§ Excerpted text
____

Democratising adaptation - The role and place of public participation in climate change adaptation policies in Ireland
Leahy, Axel
Leahy, Axel
Loading...
Files
2025LeahyPhD.pdf
Adobe PDF, 8.41 MB
- Embargoed until 2027-10-08
Publication Date
2025-10-09
Type
doctoral thesis
Downloads
Citation
Abstract
Adapting to future socio-environmental changes induced by climate change represents one of the greatest challenges of our time. Climate change adaptation (CCA) policies are crucial, as these long-term strategies enable local communities to anticipate, prepare for, and build capacity to cope with potentially devastating extreme weather impacts. Despite significant challenges arising from long-term planning requirements and high uncertainties, adaptation policies also present a unique opportunity for public participation. The context-specific nature of local adaptation strategies and their cross-sectoral scope provides an avenue to rethink traditional decision-making processes, facilitating the active involvement of diverse actors in the formulation of these comprehensive, long-term roadmaps.
Reconsidering and redefining our perceptions of democracy is equally essential for addressing future environmental changes and socio-economic uncertainties. Participatory decision-making processes can generate multiple benefits, from the formulation of locally responsive policies to the promotion of social learning and the strengthening of social capital. Beyond these functional outcomes, public participation embodies a democratic ideal: fair, inclusive, and egalitarian engagement.
However, public participation rarely achieves its normative and democratic promises, despite being frequently cited as a pillar of climate policy. In practice, participation is institutionalised within complex governance arrangements, often reduced to consultative exercises on pre-formulated policies. Furthermore, the concept of participation is often vaguely defined in policy, rendering it discursively malleable and open to diverse interpretations (e.g., what constitutes participation and who should be engaged).

____

[Item position lines]
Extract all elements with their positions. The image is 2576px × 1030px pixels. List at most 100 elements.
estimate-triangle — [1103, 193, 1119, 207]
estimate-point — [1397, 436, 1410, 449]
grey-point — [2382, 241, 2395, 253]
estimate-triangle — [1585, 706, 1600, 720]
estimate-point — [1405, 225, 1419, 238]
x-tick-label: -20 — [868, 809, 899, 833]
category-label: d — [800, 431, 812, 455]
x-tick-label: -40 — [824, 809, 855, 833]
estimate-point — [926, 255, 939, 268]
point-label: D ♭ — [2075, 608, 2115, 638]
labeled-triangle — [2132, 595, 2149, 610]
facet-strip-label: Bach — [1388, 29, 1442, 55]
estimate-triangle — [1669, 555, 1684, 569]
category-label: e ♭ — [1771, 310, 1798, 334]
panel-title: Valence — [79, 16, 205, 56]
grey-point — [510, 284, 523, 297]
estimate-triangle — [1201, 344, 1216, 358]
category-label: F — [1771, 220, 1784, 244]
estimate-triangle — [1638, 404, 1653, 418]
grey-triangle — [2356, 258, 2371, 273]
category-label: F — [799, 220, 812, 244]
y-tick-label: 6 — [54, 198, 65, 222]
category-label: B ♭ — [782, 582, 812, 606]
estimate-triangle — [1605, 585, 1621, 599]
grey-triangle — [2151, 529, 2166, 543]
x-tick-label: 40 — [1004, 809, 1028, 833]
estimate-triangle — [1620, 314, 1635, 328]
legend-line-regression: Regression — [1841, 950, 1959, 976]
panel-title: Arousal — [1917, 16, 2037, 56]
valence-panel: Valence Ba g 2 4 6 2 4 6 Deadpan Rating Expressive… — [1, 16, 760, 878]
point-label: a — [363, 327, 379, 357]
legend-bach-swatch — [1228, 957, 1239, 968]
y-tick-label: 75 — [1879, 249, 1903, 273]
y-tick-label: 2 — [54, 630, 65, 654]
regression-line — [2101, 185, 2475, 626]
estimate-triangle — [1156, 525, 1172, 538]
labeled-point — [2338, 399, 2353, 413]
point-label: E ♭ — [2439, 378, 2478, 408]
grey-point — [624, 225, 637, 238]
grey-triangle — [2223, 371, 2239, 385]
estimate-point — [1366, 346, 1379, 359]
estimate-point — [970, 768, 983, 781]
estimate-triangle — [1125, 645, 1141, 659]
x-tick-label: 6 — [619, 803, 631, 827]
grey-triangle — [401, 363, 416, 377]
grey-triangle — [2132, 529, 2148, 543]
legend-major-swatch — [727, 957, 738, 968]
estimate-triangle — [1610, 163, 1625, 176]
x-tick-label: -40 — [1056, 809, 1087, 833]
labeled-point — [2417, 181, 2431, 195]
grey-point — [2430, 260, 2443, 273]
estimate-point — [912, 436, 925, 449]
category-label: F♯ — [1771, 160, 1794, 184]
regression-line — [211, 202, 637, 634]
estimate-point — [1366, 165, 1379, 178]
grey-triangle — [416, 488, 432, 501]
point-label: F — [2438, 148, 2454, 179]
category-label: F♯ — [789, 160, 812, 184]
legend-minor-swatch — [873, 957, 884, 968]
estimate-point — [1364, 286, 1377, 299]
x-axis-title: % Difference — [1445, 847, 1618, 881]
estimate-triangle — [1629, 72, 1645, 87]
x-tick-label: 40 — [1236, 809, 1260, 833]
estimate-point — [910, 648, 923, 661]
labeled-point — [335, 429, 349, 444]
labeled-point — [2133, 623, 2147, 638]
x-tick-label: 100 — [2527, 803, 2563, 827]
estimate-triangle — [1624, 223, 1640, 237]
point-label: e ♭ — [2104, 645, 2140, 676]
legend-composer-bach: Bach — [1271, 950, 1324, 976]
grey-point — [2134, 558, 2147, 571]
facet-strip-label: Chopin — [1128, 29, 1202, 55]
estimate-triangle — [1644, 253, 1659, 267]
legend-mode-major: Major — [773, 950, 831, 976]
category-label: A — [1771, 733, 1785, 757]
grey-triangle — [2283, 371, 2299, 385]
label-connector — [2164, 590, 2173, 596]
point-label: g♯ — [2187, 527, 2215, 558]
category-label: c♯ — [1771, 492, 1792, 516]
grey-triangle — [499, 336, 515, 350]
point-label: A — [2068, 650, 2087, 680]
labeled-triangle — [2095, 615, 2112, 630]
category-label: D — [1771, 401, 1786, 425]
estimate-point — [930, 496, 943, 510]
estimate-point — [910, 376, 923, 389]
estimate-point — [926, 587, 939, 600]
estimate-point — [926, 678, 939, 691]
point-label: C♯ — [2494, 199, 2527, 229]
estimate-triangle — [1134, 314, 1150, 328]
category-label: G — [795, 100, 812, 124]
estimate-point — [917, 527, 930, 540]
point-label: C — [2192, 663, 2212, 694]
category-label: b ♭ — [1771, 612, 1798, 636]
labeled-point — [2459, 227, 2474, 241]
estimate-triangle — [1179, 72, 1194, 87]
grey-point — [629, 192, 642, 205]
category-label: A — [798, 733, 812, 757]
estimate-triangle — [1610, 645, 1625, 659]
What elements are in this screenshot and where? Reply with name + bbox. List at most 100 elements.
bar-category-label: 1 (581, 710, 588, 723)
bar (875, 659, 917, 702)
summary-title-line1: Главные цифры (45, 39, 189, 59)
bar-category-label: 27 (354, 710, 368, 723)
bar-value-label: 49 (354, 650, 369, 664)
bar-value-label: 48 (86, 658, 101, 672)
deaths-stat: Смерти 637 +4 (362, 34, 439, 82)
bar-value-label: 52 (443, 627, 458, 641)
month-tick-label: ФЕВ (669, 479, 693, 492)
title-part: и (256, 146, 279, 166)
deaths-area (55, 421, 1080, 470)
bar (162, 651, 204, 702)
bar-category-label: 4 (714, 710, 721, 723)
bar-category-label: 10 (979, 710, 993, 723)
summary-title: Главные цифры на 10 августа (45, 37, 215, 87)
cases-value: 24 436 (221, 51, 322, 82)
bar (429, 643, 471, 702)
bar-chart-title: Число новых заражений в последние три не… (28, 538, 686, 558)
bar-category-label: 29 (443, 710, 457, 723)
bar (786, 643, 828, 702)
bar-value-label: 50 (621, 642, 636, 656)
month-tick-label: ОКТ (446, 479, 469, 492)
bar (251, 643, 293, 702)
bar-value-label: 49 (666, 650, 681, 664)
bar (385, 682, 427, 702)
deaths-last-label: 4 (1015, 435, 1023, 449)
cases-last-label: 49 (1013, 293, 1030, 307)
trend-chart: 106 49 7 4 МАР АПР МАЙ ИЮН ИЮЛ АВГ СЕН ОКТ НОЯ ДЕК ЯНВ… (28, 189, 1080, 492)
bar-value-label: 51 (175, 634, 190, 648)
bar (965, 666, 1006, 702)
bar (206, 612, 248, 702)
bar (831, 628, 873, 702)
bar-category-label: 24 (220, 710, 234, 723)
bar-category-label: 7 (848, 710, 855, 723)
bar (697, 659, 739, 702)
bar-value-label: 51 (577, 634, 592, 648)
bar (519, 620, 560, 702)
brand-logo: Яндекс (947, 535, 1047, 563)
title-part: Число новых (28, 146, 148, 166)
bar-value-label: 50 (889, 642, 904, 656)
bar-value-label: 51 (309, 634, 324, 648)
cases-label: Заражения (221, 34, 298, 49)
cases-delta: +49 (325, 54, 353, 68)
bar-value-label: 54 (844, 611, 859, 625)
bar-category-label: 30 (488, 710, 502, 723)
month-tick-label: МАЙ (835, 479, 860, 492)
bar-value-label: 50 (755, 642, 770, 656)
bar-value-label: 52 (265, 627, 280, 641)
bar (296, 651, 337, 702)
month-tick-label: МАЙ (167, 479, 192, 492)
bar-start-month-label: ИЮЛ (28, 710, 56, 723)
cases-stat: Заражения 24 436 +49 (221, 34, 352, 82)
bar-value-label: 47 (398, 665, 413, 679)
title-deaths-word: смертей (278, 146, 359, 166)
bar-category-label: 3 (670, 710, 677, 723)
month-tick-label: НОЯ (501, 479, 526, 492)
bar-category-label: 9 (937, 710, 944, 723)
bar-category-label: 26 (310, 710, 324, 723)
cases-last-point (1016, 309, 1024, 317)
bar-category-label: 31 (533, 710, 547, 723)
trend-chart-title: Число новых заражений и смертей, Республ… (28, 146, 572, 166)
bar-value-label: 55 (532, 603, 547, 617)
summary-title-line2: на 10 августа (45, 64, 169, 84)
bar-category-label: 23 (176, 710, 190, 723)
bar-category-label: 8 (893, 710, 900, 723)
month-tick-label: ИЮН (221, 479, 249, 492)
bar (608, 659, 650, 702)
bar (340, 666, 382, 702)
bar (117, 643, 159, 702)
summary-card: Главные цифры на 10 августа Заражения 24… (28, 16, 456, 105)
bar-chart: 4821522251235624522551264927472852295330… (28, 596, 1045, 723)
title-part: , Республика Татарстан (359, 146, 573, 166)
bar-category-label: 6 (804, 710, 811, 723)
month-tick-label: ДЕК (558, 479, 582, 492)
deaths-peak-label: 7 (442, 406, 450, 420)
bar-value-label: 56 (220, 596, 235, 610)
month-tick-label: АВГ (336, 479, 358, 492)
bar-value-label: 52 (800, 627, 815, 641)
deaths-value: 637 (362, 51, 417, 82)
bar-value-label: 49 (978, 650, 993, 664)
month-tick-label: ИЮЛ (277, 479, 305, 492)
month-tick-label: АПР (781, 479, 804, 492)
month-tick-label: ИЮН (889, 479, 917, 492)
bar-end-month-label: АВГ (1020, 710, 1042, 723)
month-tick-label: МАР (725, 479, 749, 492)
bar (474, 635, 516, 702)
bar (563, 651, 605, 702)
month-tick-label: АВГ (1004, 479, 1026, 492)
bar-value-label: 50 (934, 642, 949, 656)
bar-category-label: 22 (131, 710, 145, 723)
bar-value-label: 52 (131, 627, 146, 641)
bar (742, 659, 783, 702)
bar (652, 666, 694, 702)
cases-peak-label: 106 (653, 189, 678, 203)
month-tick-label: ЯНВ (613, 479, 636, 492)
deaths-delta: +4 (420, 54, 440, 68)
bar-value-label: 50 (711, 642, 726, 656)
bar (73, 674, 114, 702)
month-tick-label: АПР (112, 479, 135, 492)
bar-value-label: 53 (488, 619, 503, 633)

____

§ Exercise brief
Please copy from the abstract of the thesis on public participation in Irish climate adaptation policy, beginning at the words "Reconsidering and redefining" and stopping after "and egalitarian engagement.".

§ Response below
Reconsidering and redefining our perceptions of democracy is equally essential for addressing future environmental changes and socio-economic uncertainties. Participatory decision-making processes can generate multiple benefits, from the formulation of locally responsive policies to the promotion of social learning and the strengthening of social capital. Beyond these functional outcomes, public participation embodies a democratic ideal: fair, inclusive, and egalitarian engagement.